> **What the task requires**:
Check each line of the material below, and copy it if it holds the string "marker".

Start Given data

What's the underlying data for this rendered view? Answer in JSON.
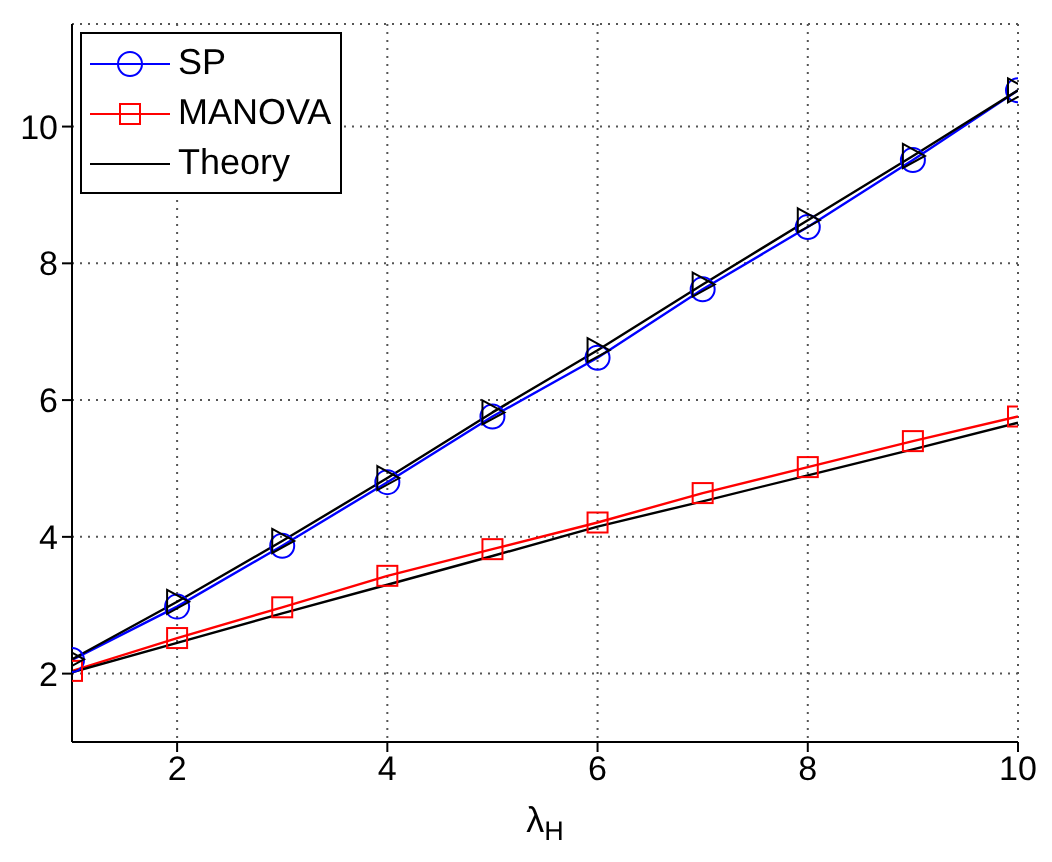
{
  "chart_data": {
    "type": "line",
    "xlabel": "λ$_{H}$",
    "x": [
      1,
      2,
      3,
      4,
      5,
      6,
      7,
      8,
      9,
      10
    ],
    "xlim": [
      1,
      10
    ],
    "xticks": [
      2,
      4,
      6,
      8,
      10
    ],
    "ylim": [
      1,
      11.5
    ],
    "yticks": [
      2,
      4,
      6,
      8,
      10
    ],
    "grid": true,
    "legend": "top left",
    "line_style": "solid",
    "series": [
      {
        "name": "SP",
        "color": "#0000ff",
        "marker": "circle",
        "values": [
          2.2,
          2.98,
          3.87,
          4.8,
          5.76,
          6.62,
          7.62,
          8.53,
          9.51,
          10.53
        ]
      },
      {
        "name": "MANOVA",
        "color": "#ff0000",
        "marker": "square",
        "values": [
          2.04,
          2.52,
          2.97,
          3.43,
          3.82,
          4.21,
          4.64,
          5.02,
          5.4,
          5.76
        ]
      },
      {
        "name": "Theory",
        "color": "#000000",
        "marker": "none",
        "values": [
          2.02,
          2.45,
          2.88,
          3.3,
          3.72,
          4.15,
          4.52,
          4.9,
          5.28,
          5.67
        ]
      },
      {
        "color": "#000000",
        "marker": "triangle",
        "values": [
          2.21,
          3.05,
          3.94,
          4.86,
          5.82,
          6.73,
          7.69,
          8.63,
          9.57,
          10.53
        ]
      }
    ]
  }
}
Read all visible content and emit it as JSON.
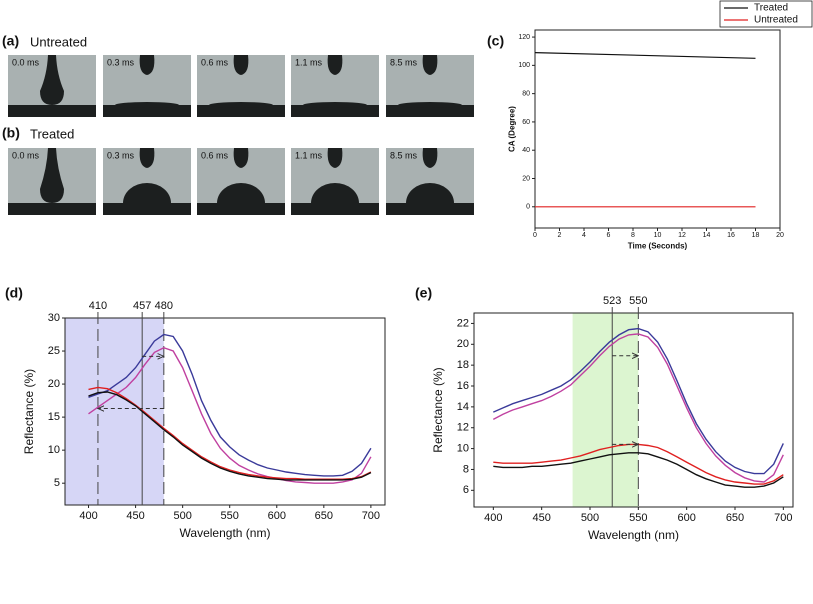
{
  "photos": {
    "rows": [
      {
        "label": "(a)",
        "title": "Untreated",
        "frames": [
          "0.0 ms",
          "0.3 ms",
          "0.6 ms",
          "1.1 ms",
          "8.5 ms"
        ]
      },
      {
        "label": "(b)",
        "title": "Treated",
        "frames": [
          "0.0 ms",
          "0.3 ms",
          "0.6 ms",
          "1.1 ms",
          "8.5 ms"
        ]
      }
    ]
  },
  "chart_data": [
    {
      "type": "line",
      "panel_label": "(c)",
      "x_label": "Time (Seconds)",
      "y_label": "CA (Degree)",
      "x": [
        0,
        18
      ],
      "series": [
        {
          "name": "Treated",
          "color": "#111111",
          "values": [
            109,
            105
          ]
        },
        {
          "name": "Untreated",
          "color": "#e02020",
          "values": [
            0,
            0
          ]
        }
      ],
      "xlim": [
        0,
        20
      ],
      "xticks": [
        0,
        2,
        4,
        6,
        8,
        10,
        12,
        14,
        16,
        18,
        20
      ],
      "ylim": [
        -15,
        125
      ],
      "yticks": [
        0,
        20,
        40,
        60,
        80,
        100,
        120
      ],
      "legend": "top-right"
    },
    {
      "type": "line",
      "panel_label": "(d)",
      "x_label": "Wavelength (nm)",
      "y_label": "Reflectance (%)",
      "x": [
        400,
        410,
        420,
        430,
        440,
        450,
        460,
        470,
        480,
        490,
        500,
        510,
        520,
        530,
        540,
        550,
        560,
        570,
        580,
        590,
        600,
        610,
        620,
        630,
        640,
        650,
        660,
        670,
        680,
        690,
        700
      ],
      "series": [
        {
          "color": "#3a3a9a",
          "values": [
            18.0,
            18.5,
            19,
            20,
            21,
            22.5,
            24.5,
            26.5,
            27.5,
            27.2,
            25,
            21.5,
            17.5,
            14.5,
            12,
            10.5,
            9.3,
            8.5,
            7.8,
            7.3,
            7,
            6.7,
            6.5,
            6.3,
            6.2,
            6.1,
            6.1,
            6.2,
            6.8,
            8,
            10.3
          ]
        },
        {
          "color": "#c040a0",
          "values": [
            15.5,
            16.5,
            17.5,
            18.5,
            19.5,
            21,
            23,
            24.8,
            25.5,
            25,
            22.5,
            19,
            15.5,
            12.5,
            10.3,
            8.8,
            7.7,
            7,
            6.4,
            6,
            5.7,
            5.4,
            5.2,
            5.1,
            5,
            5,
            5,
            5.2,
            5.5,
            6.5,
            9
          ]
        },
        {
          "color": "#e02020",
          "values": [
            19.2,
            19.5,
            19.3,
            18.7,
            17.8,
            16.8,
            15.7,
            14.5,
            13.3,
            12.2,
            11,
            10,
            9,
            8.2,
            7.5,
            7,
            6.6,
            6.3,
            6.1,
            5.9,
            5.8,
            5.7,
            5.7,
            5.6,
            5.6,
            5.6,
            5.6,
            5.6,
            5.7,
            6,
            6.7
          ]
        },
        {
          "color": "#111111",
          "values": [
            18.2,
            18.7,
            18.8,
            18.4,
            17.6,
            16.7,
            15.5,
            14.3,
            13.1,
            12,
            10.8,
            9.8,
            8.8,
            8,
            7.3,
            6.8,
            6.4,
            6.1,
            5.9,
            5.7,
            5.6,
            5.5,
            5.5,
            5.5,
            5.5,
            5.5,
            5.5,
            5.5,
            5.6,
            5.9,
            6.6
          ]
        }
      ],
      "xlim": [
        375,
        715
      ],
      "xticks": [
        400,
        450,
        500,
        550,
        600,
        650,
        700
      ],
      "ylim": [
        1.7,
        30
      ],
      "yticks": [
        5,
        10,
        15,
        20,
        25,
        30
      ],
      "span": [
        375,
        480
      ],
      "span_color": "#d6d6f6",
      "vlines": [
        {
          "value": 410,
          "style": "dashed"
        },
        {
          "value": 457,
          "style": "solid"
        },
        {
          "value": 480,
          "style": "dashed"
        }
      ],
      "arrows": [
        {
          "from": 457,
          "to": 480,
          "y": 24.2
        },
        {
          "from": 480,
          "to": 410,
          "y": 16.3
        }
      ]
    },
    {
      "type": "line",
      "panel_label": "(e)",
      "x_label": "Wavelength (nm)",
      "y_label": "Reflectance (%)",
      "x": [
        400,
        410,
        420,
        430,
        440,
        450,
        460,
        470,
        480,
        490,
        500,
        510,
        520,
        530,
        540,
        550,
        560,
        570,
        580,
        590,
        600,
        610,
        620,
        630,
        640,
        650,
        660,
        670,
        680,
        690,
        700
      ],
      "series": [
        {
          "color": "#3a3a9a",
          "values": [
            13.5,
            13.9,
            14.3,
            14.6,
            14.9,
            15.2,
            15.6,
            16,
            16.6,
            17.4,
            18.3,
            19.3,
            20.2,
            20.9,
            21.4,
            21.5,
            21.2,
            20.2,
            18.6,
            16.5,
            14.3,
            12.4,
            10.9,
            9.7,
            8.8,
            8.2,
            7.8,
            7.6,
            7.6,
            8.5,
            10.5
          ]
        },
        {
          "color": "#c040a0",
          "values": [
            12.8,
            13.3,
            13.7,
            14,
            14.3,
            14.6,
            15,
            15.5,
            16.1,
            17,
            17.9,
            18.9,
            19.8,
            20.5,
            20.9,
            21,
            20.7,
            19.7,
            18.1,
            16,
            13.9,
            12,
            10.5,
            9.3,
            8.4,
            7.7,
            7.2,
            6.9,
            6.8,
            7.5,
            9.4
          ]
        },
        {
          "color": "#e02020",
          "values": [
            8.7,
            8.6,
            8.6,
            8.6,
            8.6,
            8.7,
            8.8,
            8.9,
            9.1,
            9.3,
            9.6,
            9.9,
            10.1,
            10.3,
            10.4,
            10.4,
            10.3,
            10.1,
            9.7,
            9.2,
            8.7,
            8.2,
            7.7,
            7.3,
            7,
            6.8,
            6.7,
            6.6,
            6.6,
            6.9,
            7.5
          ]
        },
        {
          "color": "#111111",
          "values": [
            8.3,
            8.2,
            8.2,
            8.2,
            8.3,
            8.3,
            8.4,
            8.5,
            8.6,
            8.8,
            9,
            9.2,
            9.4,
            9.5,
            9.6,
            9.6,
            9.5,
            9.2,
            8.9,
            8.5,
            8.0,
            7.5,
            7.1,
            6.8,
            6.5,
            6.4,
            6.3,
            6.3,
            6.4,
            6.7,
            7.3
          ]
        }
      ],
      "xlim": [
        380,
        710
      ],
      "xticks": [
        400,
        450,
        500,
        550,
        600,
        650,
        700
      ],
      "ylim": [
        4.4,
        23
      ],
      "yticks": [
        6,
        8,
        10,
        12,
        14,
        16,
        18,
        20,
        22
      ],
      "span": [
        482,
        550
      ],
      "span_color": "#dcf5d0",
      "vlines": [
        {
          "value": 523,
          "style": "solid"
        },
        {
          "value": 550,
          "style": "dashed"
        }
      ],
      "arrows": [
        {
          "from": 523,
          "to": 550,
          "y": 18.9
        },
        {
          "from": 523,
          "to": 550,
          "y": 10.4
        }
      ]
    }
  ]
}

End Given data

> **The result**:
        "marker": "circle",
        "marker": "square",
        "marker": "none",
        "marker": "triangle",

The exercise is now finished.